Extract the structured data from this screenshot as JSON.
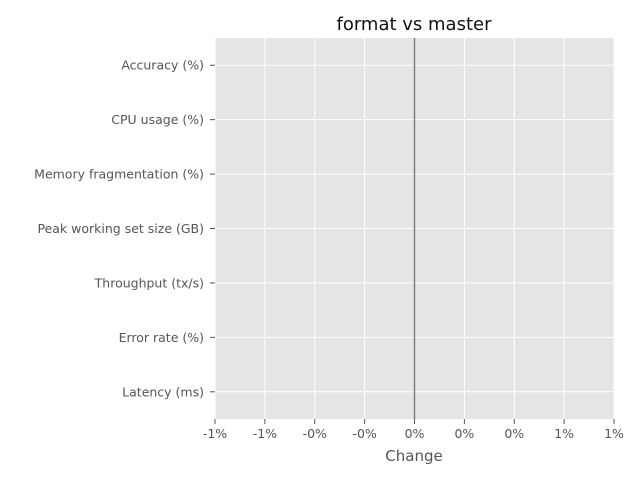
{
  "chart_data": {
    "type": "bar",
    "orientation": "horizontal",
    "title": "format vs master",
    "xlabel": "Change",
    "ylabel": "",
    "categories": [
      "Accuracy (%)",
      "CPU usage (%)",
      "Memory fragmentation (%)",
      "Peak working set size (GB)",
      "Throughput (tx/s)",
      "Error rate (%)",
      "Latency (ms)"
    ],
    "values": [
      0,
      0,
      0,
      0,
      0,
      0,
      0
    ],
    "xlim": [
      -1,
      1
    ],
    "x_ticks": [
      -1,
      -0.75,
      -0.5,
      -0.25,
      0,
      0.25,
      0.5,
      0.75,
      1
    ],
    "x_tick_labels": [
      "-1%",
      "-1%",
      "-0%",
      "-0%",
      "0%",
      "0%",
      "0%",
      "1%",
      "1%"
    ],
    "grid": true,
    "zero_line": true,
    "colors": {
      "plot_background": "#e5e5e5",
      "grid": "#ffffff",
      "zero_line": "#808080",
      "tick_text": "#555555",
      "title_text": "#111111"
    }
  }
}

--

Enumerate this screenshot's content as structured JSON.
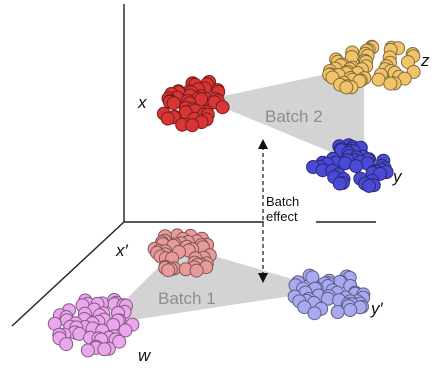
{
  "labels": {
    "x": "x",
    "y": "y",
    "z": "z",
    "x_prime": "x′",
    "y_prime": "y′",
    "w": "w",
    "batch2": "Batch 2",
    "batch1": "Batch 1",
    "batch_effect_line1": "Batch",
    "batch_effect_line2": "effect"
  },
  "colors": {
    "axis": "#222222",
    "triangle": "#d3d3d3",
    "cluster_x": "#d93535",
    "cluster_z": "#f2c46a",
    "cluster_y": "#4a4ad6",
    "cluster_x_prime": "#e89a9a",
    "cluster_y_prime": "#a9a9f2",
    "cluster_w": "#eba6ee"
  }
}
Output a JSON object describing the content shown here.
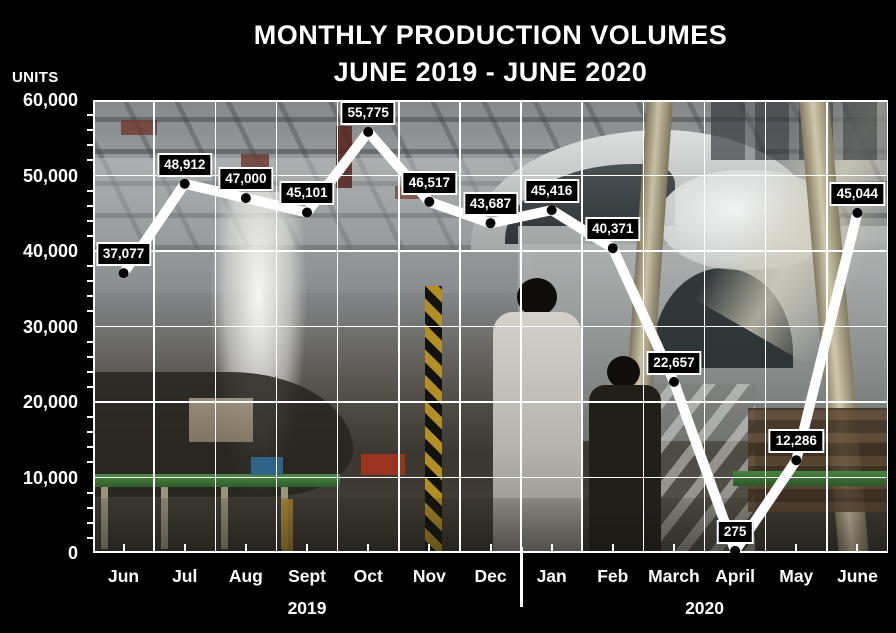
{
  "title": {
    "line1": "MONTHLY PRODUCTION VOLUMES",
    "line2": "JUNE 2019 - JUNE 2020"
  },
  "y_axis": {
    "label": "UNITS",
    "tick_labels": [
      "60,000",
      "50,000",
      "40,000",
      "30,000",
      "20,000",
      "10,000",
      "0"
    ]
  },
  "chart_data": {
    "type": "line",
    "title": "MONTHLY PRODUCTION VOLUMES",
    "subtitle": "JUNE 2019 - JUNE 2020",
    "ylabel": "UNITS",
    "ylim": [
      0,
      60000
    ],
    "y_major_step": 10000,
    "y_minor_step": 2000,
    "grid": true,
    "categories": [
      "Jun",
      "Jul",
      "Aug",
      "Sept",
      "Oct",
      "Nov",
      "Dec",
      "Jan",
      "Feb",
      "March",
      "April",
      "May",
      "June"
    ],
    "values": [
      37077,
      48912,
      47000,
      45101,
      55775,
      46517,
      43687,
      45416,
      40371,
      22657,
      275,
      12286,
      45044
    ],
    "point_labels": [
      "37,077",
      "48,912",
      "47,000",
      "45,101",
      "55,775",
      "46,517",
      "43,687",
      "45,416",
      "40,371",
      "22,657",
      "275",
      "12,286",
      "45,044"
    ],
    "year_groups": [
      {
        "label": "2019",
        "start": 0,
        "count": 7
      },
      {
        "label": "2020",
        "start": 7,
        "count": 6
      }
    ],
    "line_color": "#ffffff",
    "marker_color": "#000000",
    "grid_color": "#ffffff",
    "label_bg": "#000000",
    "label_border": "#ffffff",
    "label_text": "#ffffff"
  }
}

--

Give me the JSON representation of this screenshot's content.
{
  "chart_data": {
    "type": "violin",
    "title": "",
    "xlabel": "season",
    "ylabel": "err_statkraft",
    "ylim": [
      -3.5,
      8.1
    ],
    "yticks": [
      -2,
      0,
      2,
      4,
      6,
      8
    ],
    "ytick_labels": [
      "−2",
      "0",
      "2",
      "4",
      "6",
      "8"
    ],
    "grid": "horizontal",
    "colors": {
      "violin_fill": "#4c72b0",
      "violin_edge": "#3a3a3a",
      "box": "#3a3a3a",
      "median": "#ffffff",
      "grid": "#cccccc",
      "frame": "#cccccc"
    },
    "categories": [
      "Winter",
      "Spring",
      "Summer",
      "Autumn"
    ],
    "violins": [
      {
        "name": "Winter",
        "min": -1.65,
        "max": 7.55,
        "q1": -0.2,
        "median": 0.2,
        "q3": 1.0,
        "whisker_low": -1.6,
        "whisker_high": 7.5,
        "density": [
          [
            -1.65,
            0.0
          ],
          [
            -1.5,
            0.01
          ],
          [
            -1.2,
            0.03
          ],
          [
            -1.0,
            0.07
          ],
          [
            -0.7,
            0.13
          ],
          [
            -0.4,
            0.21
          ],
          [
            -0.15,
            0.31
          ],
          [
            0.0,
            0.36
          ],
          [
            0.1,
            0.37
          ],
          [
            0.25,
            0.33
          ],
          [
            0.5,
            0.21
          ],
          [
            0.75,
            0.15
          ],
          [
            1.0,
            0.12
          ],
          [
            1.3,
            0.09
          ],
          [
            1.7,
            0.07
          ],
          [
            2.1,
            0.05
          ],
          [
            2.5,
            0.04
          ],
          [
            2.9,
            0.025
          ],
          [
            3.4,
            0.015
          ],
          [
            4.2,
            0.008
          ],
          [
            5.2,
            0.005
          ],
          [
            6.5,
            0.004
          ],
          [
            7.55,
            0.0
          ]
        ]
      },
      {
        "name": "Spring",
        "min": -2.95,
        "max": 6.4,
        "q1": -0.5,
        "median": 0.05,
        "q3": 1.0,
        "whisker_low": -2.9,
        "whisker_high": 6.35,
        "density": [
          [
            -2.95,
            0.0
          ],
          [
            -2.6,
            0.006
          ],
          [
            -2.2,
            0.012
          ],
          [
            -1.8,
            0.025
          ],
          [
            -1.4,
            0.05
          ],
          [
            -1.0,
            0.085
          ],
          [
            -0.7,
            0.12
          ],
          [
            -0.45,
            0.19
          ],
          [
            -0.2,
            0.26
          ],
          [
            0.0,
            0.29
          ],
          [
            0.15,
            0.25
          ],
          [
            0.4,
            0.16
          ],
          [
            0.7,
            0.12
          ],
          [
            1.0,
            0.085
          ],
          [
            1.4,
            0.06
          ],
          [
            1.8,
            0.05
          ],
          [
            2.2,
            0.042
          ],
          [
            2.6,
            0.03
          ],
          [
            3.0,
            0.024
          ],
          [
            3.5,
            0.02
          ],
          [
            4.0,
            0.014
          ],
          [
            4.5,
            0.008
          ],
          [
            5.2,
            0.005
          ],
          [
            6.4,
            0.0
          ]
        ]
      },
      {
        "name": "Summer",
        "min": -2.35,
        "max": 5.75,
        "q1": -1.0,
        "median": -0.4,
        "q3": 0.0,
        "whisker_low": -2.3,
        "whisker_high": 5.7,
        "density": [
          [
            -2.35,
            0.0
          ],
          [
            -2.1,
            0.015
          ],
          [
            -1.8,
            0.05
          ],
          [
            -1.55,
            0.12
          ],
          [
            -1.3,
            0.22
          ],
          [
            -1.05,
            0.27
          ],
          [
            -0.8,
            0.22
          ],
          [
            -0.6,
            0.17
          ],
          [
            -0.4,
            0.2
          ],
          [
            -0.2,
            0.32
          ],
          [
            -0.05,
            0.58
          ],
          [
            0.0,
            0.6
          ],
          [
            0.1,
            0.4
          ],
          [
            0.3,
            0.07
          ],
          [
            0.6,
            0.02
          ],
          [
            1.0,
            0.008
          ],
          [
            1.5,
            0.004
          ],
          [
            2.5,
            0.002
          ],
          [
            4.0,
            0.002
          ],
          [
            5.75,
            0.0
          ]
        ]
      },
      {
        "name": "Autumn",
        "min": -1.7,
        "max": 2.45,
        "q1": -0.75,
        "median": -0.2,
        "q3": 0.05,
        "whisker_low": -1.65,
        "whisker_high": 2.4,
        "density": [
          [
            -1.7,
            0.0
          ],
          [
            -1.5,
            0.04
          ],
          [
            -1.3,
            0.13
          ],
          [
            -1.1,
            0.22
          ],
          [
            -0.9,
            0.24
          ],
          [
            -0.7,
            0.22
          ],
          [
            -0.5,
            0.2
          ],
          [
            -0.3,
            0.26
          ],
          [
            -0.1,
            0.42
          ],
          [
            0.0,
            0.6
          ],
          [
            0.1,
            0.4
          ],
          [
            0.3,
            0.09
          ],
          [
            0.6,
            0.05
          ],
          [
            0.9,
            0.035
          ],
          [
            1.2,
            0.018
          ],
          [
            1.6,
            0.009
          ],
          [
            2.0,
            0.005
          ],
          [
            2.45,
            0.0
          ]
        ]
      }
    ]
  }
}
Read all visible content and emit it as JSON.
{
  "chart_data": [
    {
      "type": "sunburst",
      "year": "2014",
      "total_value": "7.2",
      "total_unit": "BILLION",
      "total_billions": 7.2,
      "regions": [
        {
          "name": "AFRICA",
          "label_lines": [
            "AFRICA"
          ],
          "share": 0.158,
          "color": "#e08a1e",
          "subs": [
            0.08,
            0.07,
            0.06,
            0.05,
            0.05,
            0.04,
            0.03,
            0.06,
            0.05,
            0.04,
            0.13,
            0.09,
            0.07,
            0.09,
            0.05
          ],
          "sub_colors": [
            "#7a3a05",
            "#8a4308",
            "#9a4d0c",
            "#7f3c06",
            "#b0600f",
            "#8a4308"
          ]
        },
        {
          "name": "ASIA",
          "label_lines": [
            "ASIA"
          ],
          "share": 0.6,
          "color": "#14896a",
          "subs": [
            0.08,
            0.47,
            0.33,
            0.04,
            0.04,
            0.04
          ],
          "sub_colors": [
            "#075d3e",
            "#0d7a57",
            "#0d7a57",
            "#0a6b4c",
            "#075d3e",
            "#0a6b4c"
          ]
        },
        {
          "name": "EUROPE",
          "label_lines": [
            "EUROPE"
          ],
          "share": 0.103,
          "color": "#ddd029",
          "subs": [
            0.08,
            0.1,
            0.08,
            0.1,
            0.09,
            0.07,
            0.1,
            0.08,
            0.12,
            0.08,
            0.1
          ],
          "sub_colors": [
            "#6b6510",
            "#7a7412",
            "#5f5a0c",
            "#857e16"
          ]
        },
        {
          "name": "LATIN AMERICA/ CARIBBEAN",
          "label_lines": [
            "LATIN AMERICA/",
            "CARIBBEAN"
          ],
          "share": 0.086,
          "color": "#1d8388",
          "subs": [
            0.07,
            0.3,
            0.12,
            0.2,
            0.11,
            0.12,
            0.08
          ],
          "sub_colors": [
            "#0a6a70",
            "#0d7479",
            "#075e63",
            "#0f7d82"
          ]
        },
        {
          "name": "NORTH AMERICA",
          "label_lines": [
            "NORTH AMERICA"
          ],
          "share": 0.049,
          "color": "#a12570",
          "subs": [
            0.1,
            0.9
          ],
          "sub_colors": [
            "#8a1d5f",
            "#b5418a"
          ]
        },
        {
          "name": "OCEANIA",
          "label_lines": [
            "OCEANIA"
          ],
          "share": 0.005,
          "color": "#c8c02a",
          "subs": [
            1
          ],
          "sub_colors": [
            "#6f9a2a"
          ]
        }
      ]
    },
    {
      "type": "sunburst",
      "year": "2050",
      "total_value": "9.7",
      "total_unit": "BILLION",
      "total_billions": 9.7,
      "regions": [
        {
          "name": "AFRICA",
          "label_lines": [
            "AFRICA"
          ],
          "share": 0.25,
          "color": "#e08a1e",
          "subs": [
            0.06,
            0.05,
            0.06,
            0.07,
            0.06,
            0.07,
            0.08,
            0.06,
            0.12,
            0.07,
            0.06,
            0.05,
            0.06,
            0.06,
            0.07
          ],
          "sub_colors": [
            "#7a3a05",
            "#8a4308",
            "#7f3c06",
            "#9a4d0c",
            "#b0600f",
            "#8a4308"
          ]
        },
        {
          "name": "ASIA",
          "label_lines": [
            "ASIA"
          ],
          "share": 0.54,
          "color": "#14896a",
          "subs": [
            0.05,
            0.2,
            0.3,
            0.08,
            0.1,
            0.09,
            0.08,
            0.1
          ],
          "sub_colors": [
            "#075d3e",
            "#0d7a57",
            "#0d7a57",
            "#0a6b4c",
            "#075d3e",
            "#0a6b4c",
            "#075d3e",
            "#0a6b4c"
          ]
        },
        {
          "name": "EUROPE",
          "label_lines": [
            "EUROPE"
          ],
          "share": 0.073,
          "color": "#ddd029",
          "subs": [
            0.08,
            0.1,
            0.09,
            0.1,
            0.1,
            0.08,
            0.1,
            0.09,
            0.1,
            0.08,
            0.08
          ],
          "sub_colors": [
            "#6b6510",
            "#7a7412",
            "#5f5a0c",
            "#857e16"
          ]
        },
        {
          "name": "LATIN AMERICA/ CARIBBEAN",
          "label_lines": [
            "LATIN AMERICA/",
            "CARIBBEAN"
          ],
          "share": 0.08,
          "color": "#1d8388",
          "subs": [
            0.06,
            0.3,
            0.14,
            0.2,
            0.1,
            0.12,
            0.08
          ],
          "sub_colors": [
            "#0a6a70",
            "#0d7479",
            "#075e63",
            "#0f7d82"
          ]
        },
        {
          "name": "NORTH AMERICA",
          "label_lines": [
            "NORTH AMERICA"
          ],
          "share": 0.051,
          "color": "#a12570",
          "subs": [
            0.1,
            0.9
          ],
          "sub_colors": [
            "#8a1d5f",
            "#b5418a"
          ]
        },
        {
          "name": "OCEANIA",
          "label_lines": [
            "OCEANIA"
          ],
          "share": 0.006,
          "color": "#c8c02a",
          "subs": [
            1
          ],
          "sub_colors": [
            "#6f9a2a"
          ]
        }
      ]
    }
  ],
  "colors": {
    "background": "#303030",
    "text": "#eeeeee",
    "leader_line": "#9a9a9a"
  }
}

- _Your instructions_
Return each line with "screenshot".

- _Reply_
Extract the structured data from this screenshot as JSON.
Enumerate this screenshot's content as structured JSON.
Give me the JSON representation of this screenshot's content.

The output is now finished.